─── Data ───

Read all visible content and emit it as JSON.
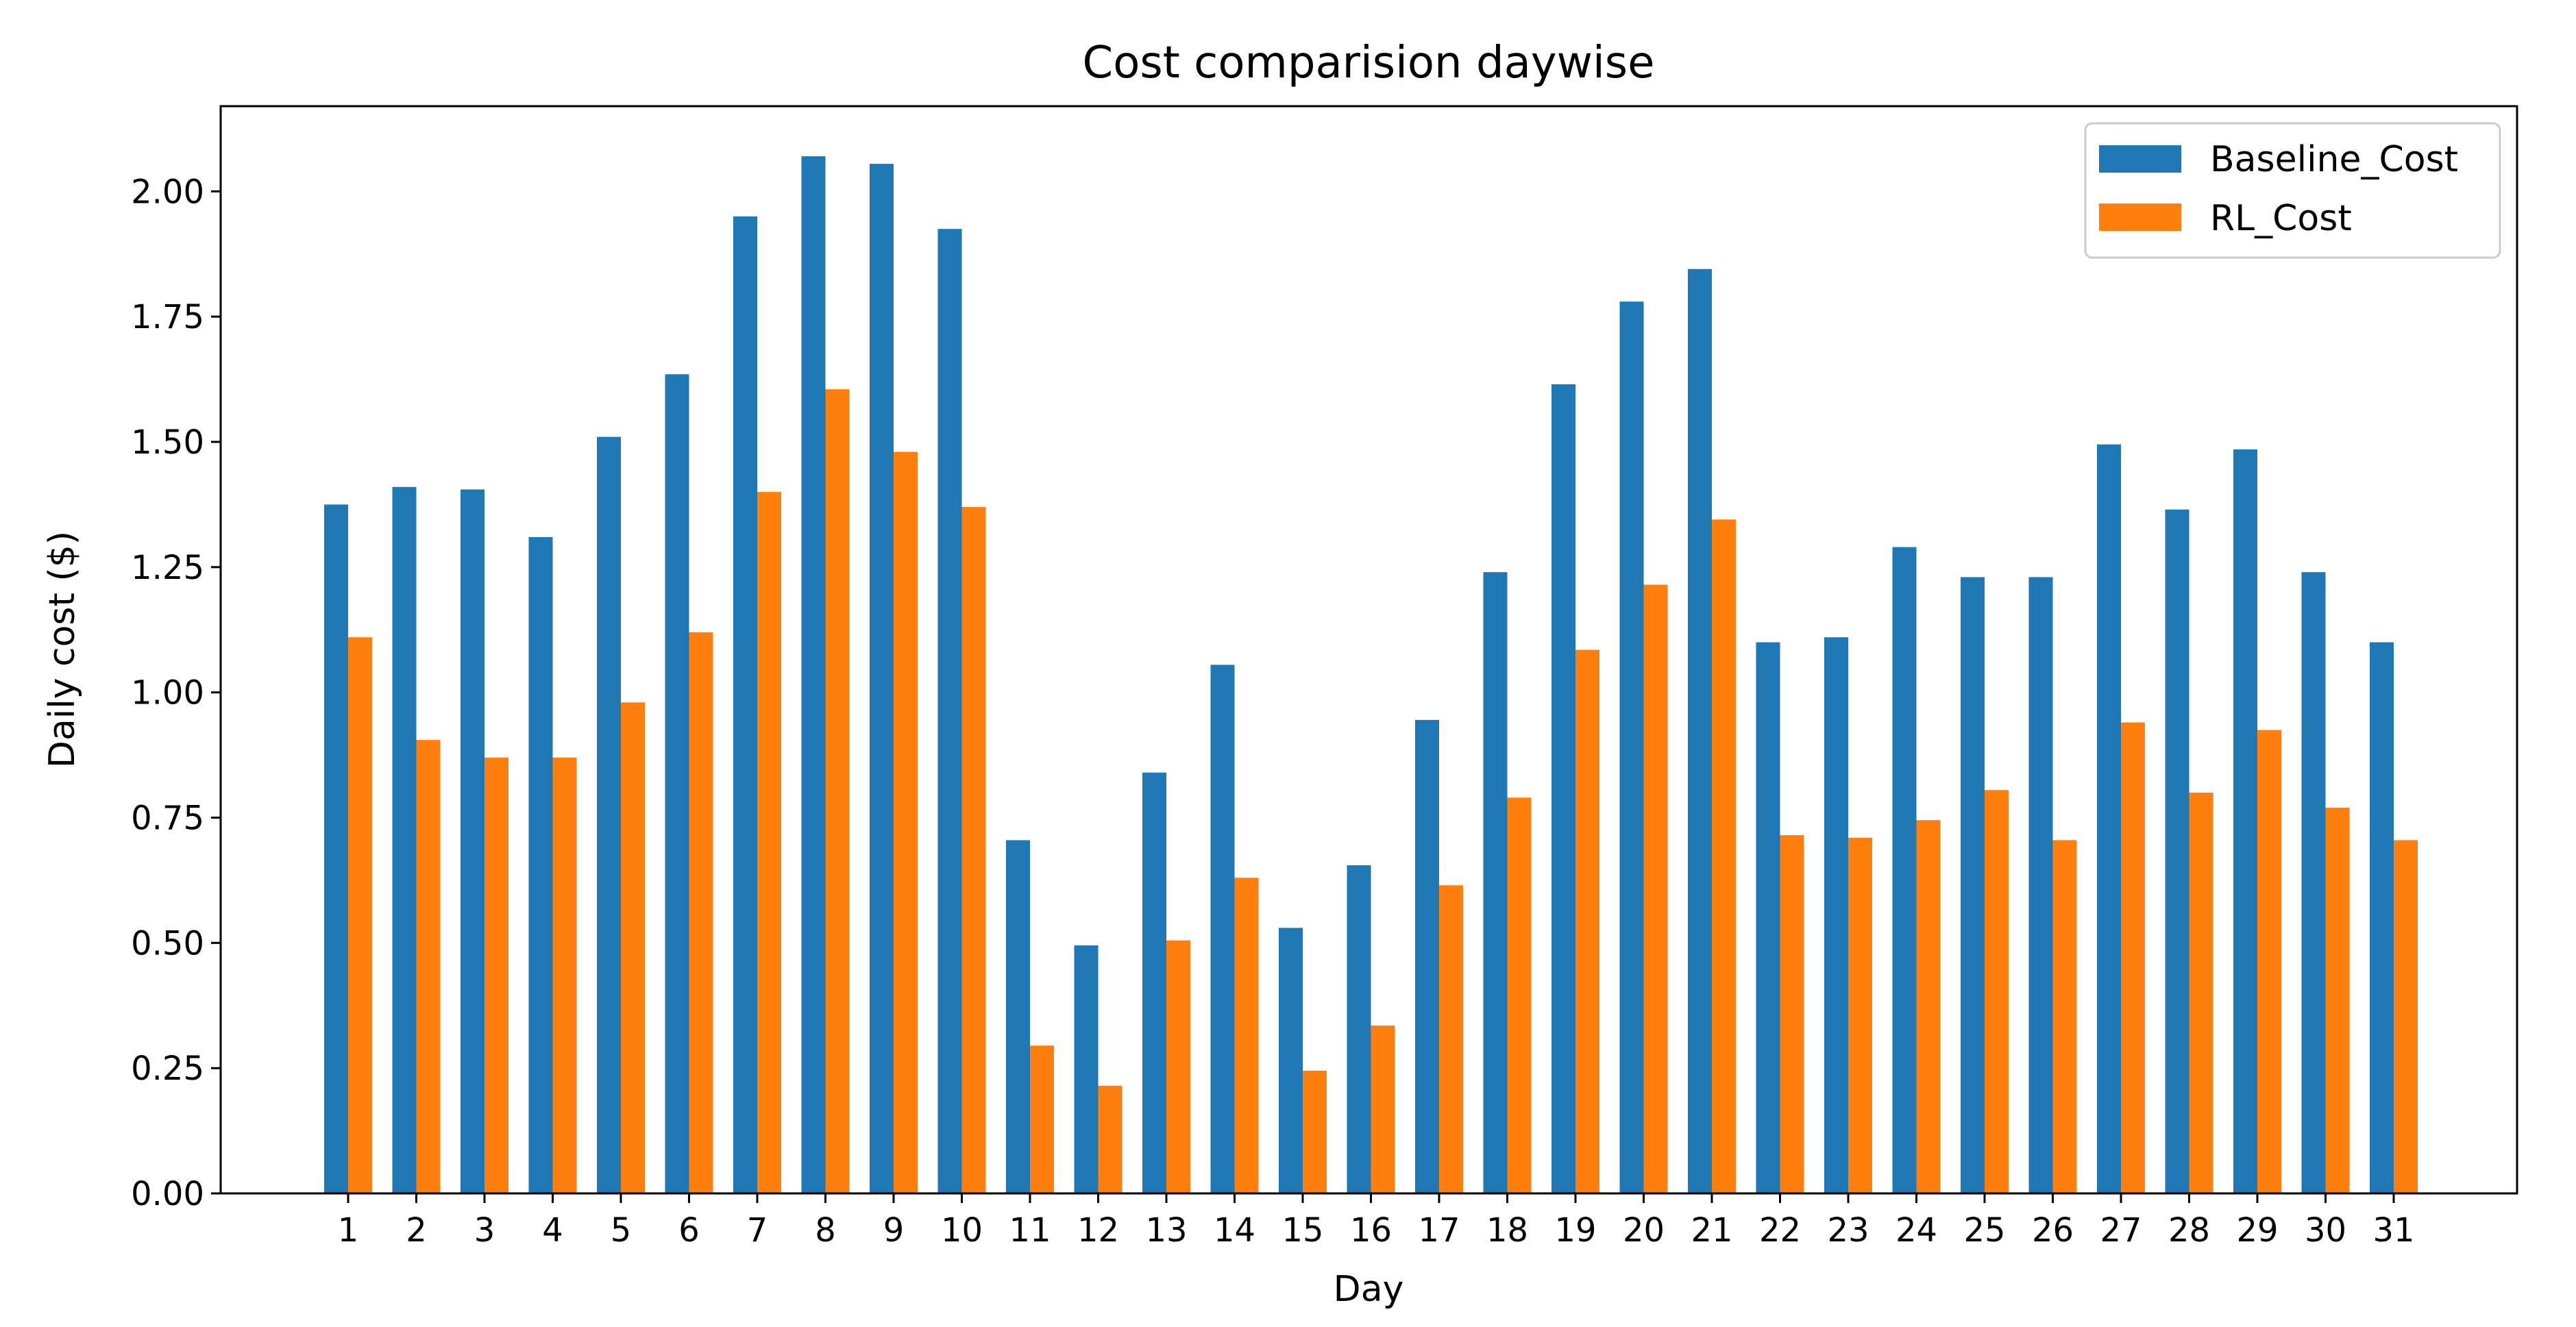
{
  "chart_data": {
    "type": "bar",
    "title": "Cost comparision daywise",
    "xlabel": "Day",
    "ylabel": "Daily cost ($)",
    "ylim": [
      0,
      2.17
    ],
    "yticks": [
      "0.00",
      "0.25",
      "0.50",
      "0.75",
      "1.00",
      "1.25",
      "1.50",
      "1.75",
      "2.00"
    ],
    "categories": [
      "1",
      "2",
      "3",
      "4",
      "5",
      "6",
      "7",
      "8",
      "9",
      "10",
      "11",
      "12",
      "13",
      "14",
      "15",
      "16",
      "17",
      "18",
      "19",
      "20",
      "21",
      "22",
      "23",
      "24",
      "25",
      "26",
      "27",
      "28",
      "29",
      "30",
      "31"
    ],
    "series": [
      {
        "name": "Baseline_Cost",
        "color": "#1f77b4",
        "values": [
          1.375,
          1.41,
          1.405,
          1.31,
          1.51,
          1.635,
          1.95,
          2.07,
          2.055,
          1.925,
          0.705,
          0.495,
          0.84,
          1.055,
          0.53,
          0.655,
          0.945,
          1.24,
          1.615,
          1.78,
          1.845,
          1.1,
          1.11,
          1.29,
          1.23,
          1.23,
          1.495,
          1.365,
          1.485,
          1.24,
          1.1
        ]
      },
      {
        "name": "RL_Cost",
        "color": "#ff7f0e",
        "values": [
          1.11,
          0.905,
          0.87,
          0.87,
          0.98,
          1.12,
          1.4,
          1.605,
          1.48,
          1.37,
          0.295,
          0.215,
          0.505,
          0.63,
          0.245,
          0.335,
          0.615,
          0.79,
          1.085,
          1.215,
          1.345,
          0.715,
          0.71,
          0.745,
          0.805,
          0.705,
          0.94,
          0.8,
          0.925,
          0.77,
          0.705
        ]
      }
    ],
    "legend_position": "top-right",
    "grid": false
  }
}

───

- Work to do
Each record should be quoted exactly, with the images omitted.

- Response
Read all visible content and emit it as JSON.
{
  "chart_data": {
    "type": "bar",
    "title": "Cost comparision daywise",
    "xlabel": "Day",
    "ylabel": "Daily cost ($)",
    "ylim": [
      0,
      2.17
    ],
    "yticks": [
      "0.00",
      "0.25",
      "0.50",
      "0.75",
      "1.00",
      "1.25",
      "1.50",
      "1.75",
      "2.00"
    ],
    "categories": [
      "1",
      "2",
      "3",
      "4",
      "5",
      "6",
      "7",
      "8",
      "9",
      "10",
      "11",
      "12",
      "13",
      "14",
      "15",
      "16",
      "17",
      "18",
      "19",
      "20",
      "21",
      "22",
      "23",
      "24",
      "25",
      "26",
      "27",
      "28",
      "29",
      "30",
      "31"
    ],
    "series": [
      {
        "name": "Baseline_Cost",
        "color": "#1f77b4",
        "values": [
          1.375,
          1.41,
          1.405,
          1.31,
          1.51,
          1.635,
          1.95,
          2.07,
          2.055,
          1.925,
          0.705,
          0.495,
          0.84,
          1.055,
          0.53,
          0.655,
          0.945,
          1.24,
          1.615,
          1.78,
          1.845,
          1.1,
          1.11,
          1.29,
          1.23,
          1.23,
          1.495,
          1.365,
          1.485,
          1.24,
          1.1
        ]
      },
      {
        "name": "RL_Cost",
        "color": "#ff7f0e",
        "values": [
          1.11,
          0.905,
          0.87,
          0.87,
          0.98,
          1.12,
          1.4,
          1.605,
          1.48,
          1.37,
          0.295,
          0.215,
          0.505,
          0.63,
          0.245,
          0.335,
          0.615,
          0.79,
          1.085,
          1.215,
          1.345,
          0.715,
          0.71,
          0.745,
          0.805,
          0.705,
          0.94,
          0.8,
          0.925,
          0.77,
          0.705
        ]
      }
    ],
    "legend_position": "top-right",
    "grid": false
  }
}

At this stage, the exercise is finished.